Given exercise
Give the material once more, word for word, without any images.

>> start

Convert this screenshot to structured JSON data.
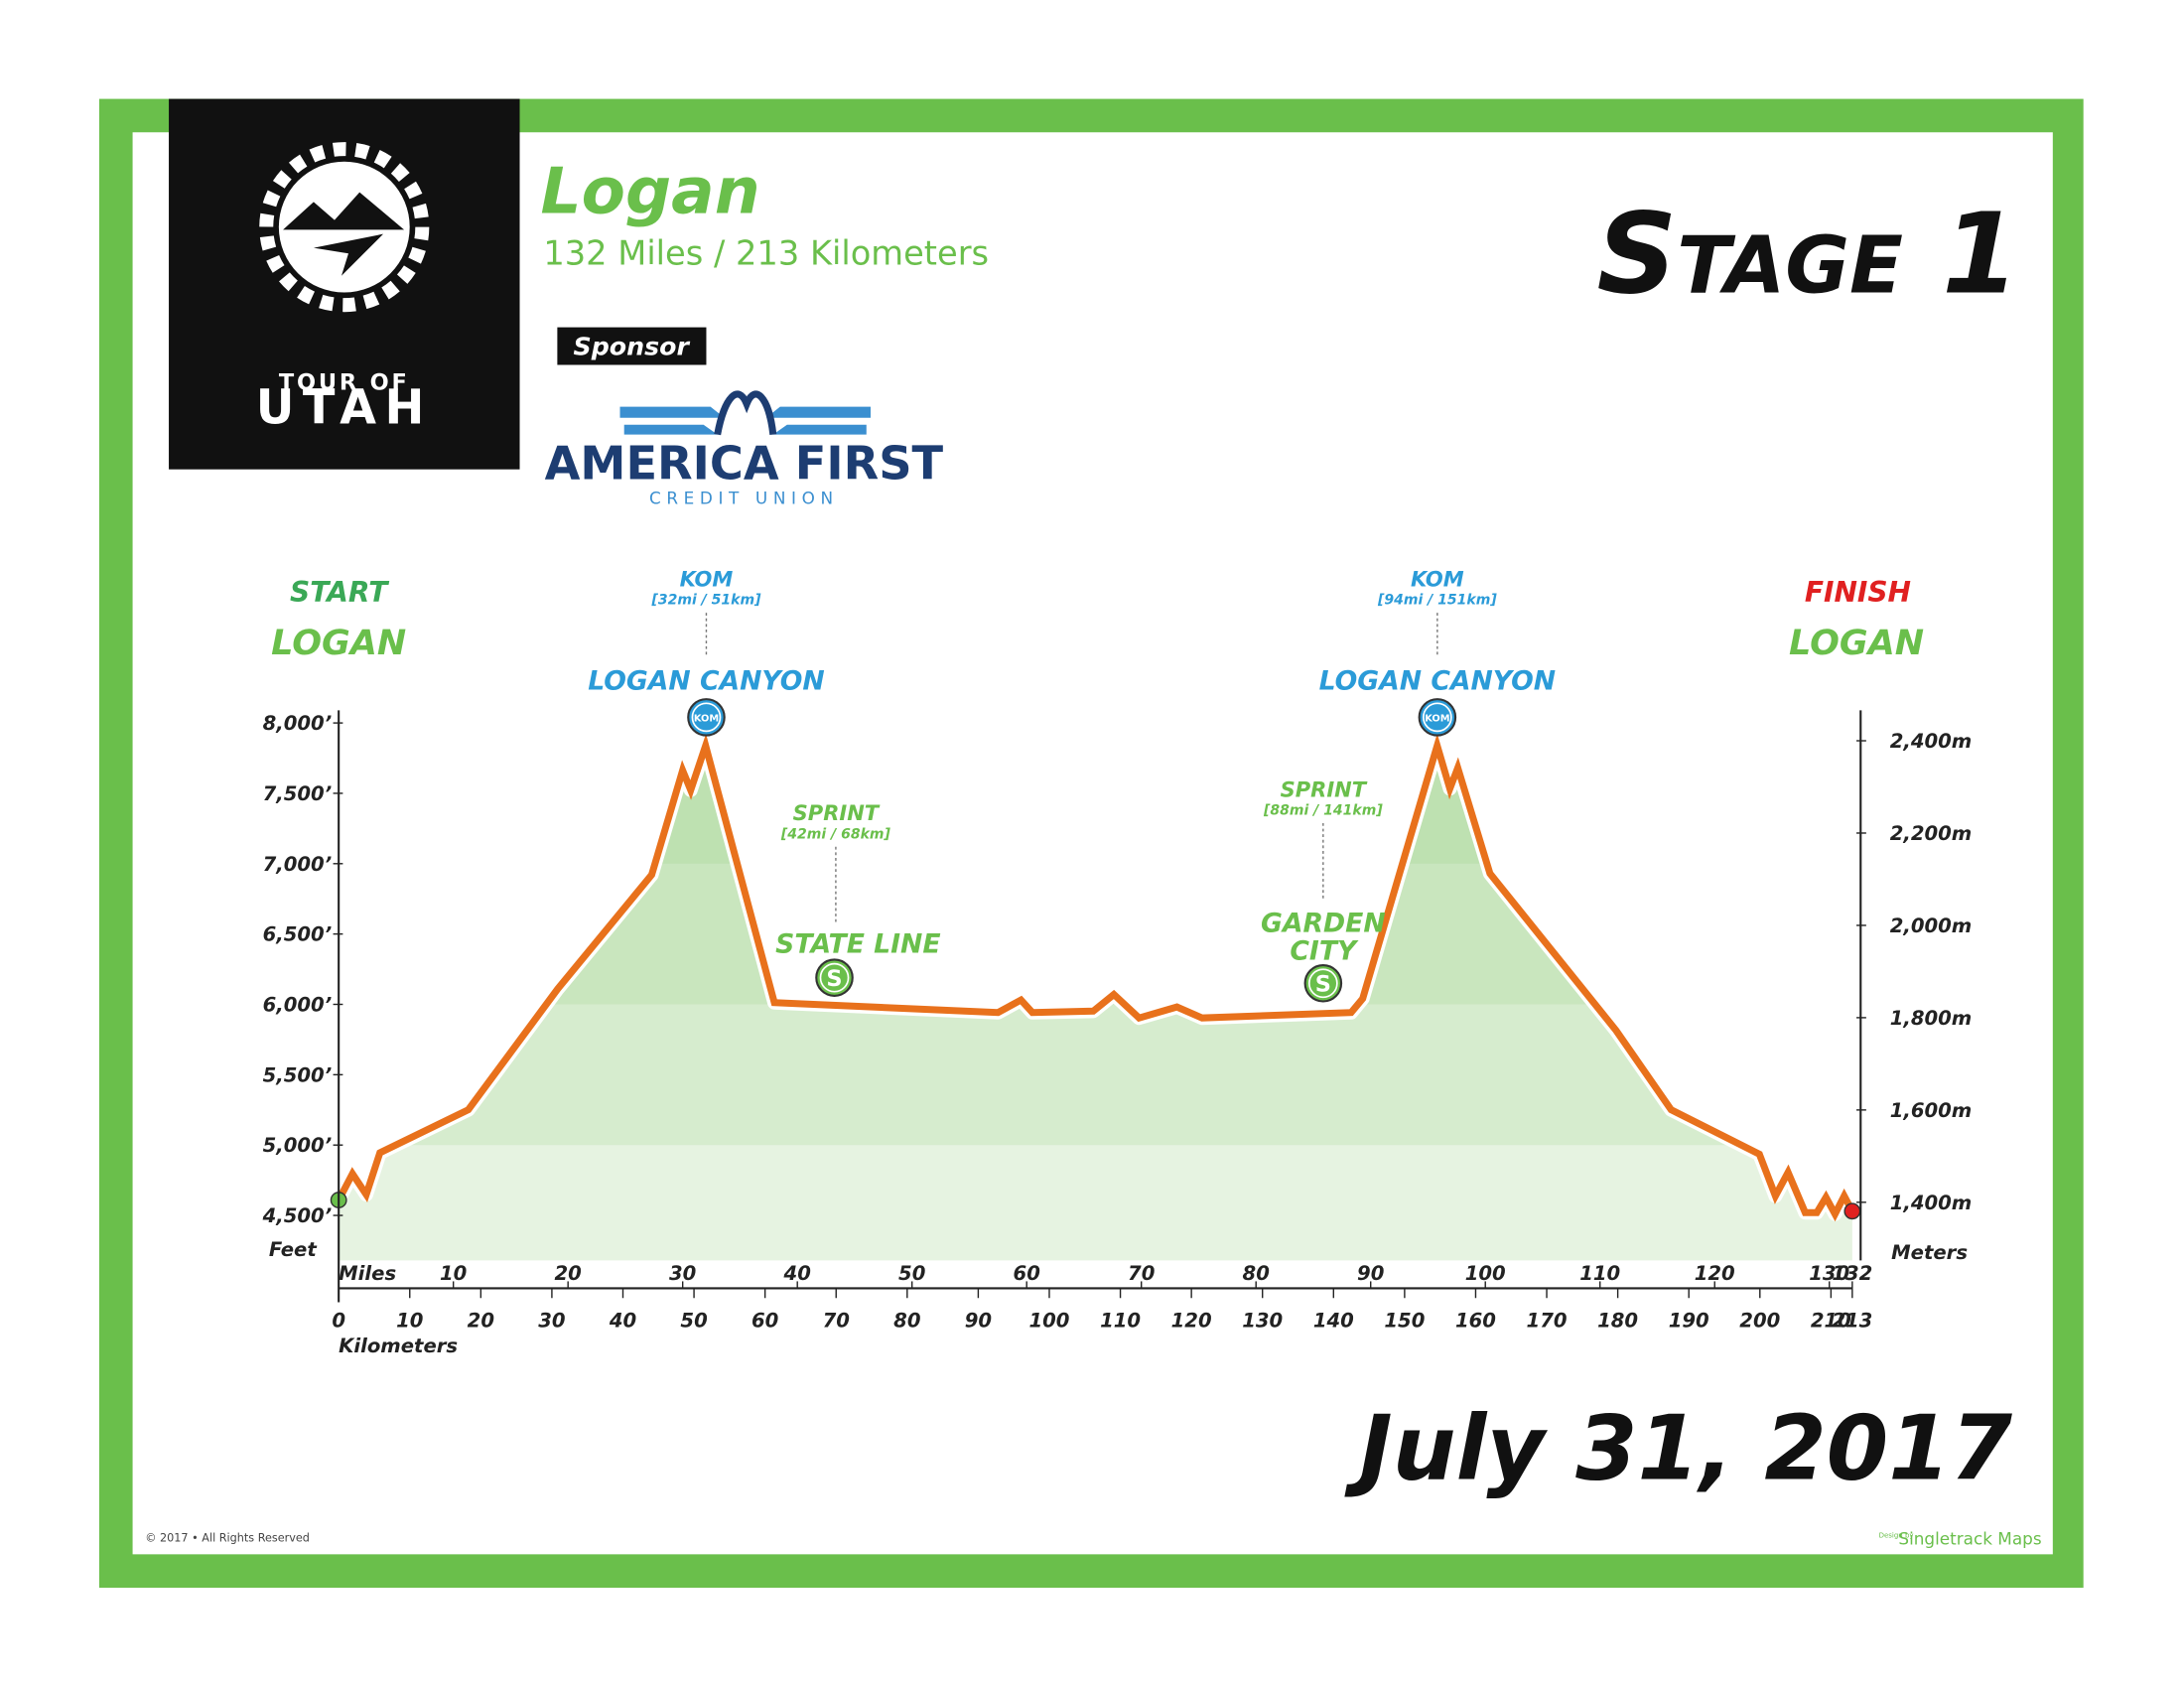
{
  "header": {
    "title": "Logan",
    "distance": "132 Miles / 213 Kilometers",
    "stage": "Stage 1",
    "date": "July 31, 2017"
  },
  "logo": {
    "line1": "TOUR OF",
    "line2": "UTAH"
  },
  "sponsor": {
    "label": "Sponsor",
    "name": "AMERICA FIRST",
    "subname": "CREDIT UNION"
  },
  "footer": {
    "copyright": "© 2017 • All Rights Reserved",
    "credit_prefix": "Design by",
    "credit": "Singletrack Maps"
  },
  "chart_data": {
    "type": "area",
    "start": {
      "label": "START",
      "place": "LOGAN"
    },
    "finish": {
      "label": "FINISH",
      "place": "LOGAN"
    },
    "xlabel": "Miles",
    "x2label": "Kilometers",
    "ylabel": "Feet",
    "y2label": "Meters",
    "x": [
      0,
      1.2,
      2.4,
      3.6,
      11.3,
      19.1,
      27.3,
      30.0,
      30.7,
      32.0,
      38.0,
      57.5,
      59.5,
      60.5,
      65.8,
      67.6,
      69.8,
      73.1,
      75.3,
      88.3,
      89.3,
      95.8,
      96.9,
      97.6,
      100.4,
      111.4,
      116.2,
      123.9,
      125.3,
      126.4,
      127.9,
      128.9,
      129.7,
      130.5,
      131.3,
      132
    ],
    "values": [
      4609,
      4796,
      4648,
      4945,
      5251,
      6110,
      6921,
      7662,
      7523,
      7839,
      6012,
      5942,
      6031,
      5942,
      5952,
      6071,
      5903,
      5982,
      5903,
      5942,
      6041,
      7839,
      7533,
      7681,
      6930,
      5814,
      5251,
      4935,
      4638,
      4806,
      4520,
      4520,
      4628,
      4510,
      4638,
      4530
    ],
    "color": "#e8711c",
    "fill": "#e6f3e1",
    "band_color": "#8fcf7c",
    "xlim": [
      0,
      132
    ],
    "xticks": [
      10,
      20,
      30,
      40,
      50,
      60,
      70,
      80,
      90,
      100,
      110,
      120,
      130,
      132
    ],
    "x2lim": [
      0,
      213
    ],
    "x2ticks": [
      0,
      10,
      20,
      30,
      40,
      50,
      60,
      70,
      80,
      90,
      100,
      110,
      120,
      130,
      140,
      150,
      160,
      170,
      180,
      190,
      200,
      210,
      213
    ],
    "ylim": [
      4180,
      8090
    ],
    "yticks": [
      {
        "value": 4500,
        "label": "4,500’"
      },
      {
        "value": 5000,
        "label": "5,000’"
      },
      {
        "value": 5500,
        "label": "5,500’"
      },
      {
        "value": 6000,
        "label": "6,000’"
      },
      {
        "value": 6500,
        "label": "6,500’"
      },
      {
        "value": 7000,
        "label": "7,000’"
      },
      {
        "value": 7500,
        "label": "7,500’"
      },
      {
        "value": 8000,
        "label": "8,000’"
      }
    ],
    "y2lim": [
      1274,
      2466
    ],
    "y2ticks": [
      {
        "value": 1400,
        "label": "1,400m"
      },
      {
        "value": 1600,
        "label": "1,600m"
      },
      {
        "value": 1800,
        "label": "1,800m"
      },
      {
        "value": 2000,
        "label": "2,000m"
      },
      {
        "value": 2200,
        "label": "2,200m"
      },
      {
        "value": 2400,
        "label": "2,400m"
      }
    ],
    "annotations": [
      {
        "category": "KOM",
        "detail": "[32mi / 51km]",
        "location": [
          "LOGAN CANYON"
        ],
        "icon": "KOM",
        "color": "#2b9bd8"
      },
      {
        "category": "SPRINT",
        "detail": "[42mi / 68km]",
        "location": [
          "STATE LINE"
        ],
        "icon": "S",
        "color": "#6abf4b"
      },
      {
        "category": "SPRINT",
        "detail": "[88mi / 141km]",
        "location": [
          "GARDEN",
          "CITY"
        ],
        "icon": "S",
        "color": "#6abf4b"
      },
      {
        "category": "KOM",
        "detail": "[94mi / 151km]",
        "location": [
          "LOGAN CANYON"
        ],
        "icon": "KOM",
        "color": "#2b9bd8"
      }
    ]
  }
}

>> end

Result of this task
Convert this screenshot to structured JSON data.
{
  "header": {
    "title": "Logan",
    "distance": "132 Miles / 213 Kilometers",
    "stage": "Stage 1",
    "date": "July 31, 2017"
  },
  "logo": {
    "line1": "TOUR OF",
    "line2": "UTAH"
  },
  "sponsor": {
    "label": "Sponsor",
    "name": "AMERICA FIRST",
    "subname": "CREDIT UNION"
  },
  "footer": {
    "copyright": "© 2017 • All Rights Reserved",
    "credit_prefix": "Design by",
    "credit": "Singletrack Maps"
  },
  "chart_data": {
    "type": "area",
    "start": {
      "label": "START",
      "place": "LOGAN"
    },
    "finish": {
      "label": "FINISH",
      "place": "LOGAN"
    },
    "xlabel": "Miles",
    "x2label": "Kilometers",
    "ylabel": "Feet",
    "y2label": "Meters",
    "x": [
      0,
      1.2,
      2.4,
      3.6,
      11.3,
      19.1,
      27.3,
      30.0,
      30.7,
      32.0,
      38.0,
      57.5,
      59.5,
      60.5,
      65.8,
      67.6,
      69.8,
      73.1,
      75.3,
      88.3,
      89.3,
      95.8,
      96.9,
      97.6,
      100.4,
      111.4,
      116.2,
      123.9,
      125.3,
      126.4,
      127.9,
      128.9,
      129.7,
      130.5,
      131.3,
      132
    ],
    "values": [
      4609,
      4796,
      4648,
      4945,
      5251,
      6110,
      6921,
      7662,
      7523,
      7839,
      6012,
      5942,
      6031,
      5942,
      5952,
      6071,
      5903,
      5982,
      5903,
      5942,
      6041,
      7839,
      7533,
      7681,
      6930,
      5814,
      5251,
      4935,
      4638,
      4806,
      4520,
      4520,
      4628,
      4510,
      4638,
      4530
    ],
    "color": "#e8711c",
    "fill": "#e6f3e1",
    "band_color": "#8fcf7c",
    "xlim": [
      0,
      132
    ],
    "xticks": [
      10,
      20,
      30,
      40,
      50,
      60,
      70,
      80,
      90,
      100,
      110,
      120,
      130,
      132
    ],
    "x2lim": [
      0,
      213
    ],
    "x2ticks": [
      0,
      10,
      20,
      30,
      40,
      50,
      60,
      70,
      80,
      90,
      100,
      110,
      120,
      130,
      140,
      150,
      160,
      170,
      180,
      190,
      200,
      210,
      213
    ],
    "ylim": [
      4180,
      8090
    ],
    "yticks": [
      {
        "value": 4500,
        "label": "4,500’"
      },
      {
        "value": 5000,
        "label": "5,000’"
      },
      {
        "value": 5500,
        "label": "5,500’"
      },
      {
        "value": 6000,
        "label": "6,000’"
      },
      {
        "value": 6500,
        "label": "6,500’"
      },
      {
        "value": 7000,
        "label": "7,000’"
      },
      {
        "value": 7500,
        "label": "7,500’"
      },
      {
        "value": 8000,
        "label": "8,000’"
      }
    ],
    "y2lim": [
      1274,
      2466
    ],
    "y2ticks": [
      {
        "value": 1400,
        "label": "1,400m"
      },
      {
        "value": 1600,
        "label": "1,600m"
      },
      {
        "value": 1800,
        "label": "1,800m"
      },
      {
        "value": 2000,
        "label": "2,000m"
      },
      {
        "value": 2200,
        "label": "2,200m"
      },
      {
        "value": 2400,
        "label": "2,400m"
      }
    ],
    "annotations": [
      {
        "category": "KOM",
        "detail": "[32mi / 51km]",
        "location": [
          "LOGAN CANYON"
        ],
        "icon": "KOM",
        "color": "#2b9bd8"
      },
      {
        "category": "SPRINT",
        "detail": "[42mi / 68km]",
        "location": [
          "STATE LINE"
        ],
        "icon": "S",
        "color": "#6abf4b"
      },
      {
        "category": "SPRINT",
        "detail": "[88mi / 141km]",
        "location": [
          "GARDEN",
          "CITY"
        ],
        "icon": "S",
        "color": "#6abf4b"
      },
      {
        "category": "KOM",
        "detail": "[94mi / 151km]",
        "location": [
          "LOGAN CANYON"
        ],
        "icon": "KOM",
        "color": "#2b9bd8"
      }
    ]
  }
}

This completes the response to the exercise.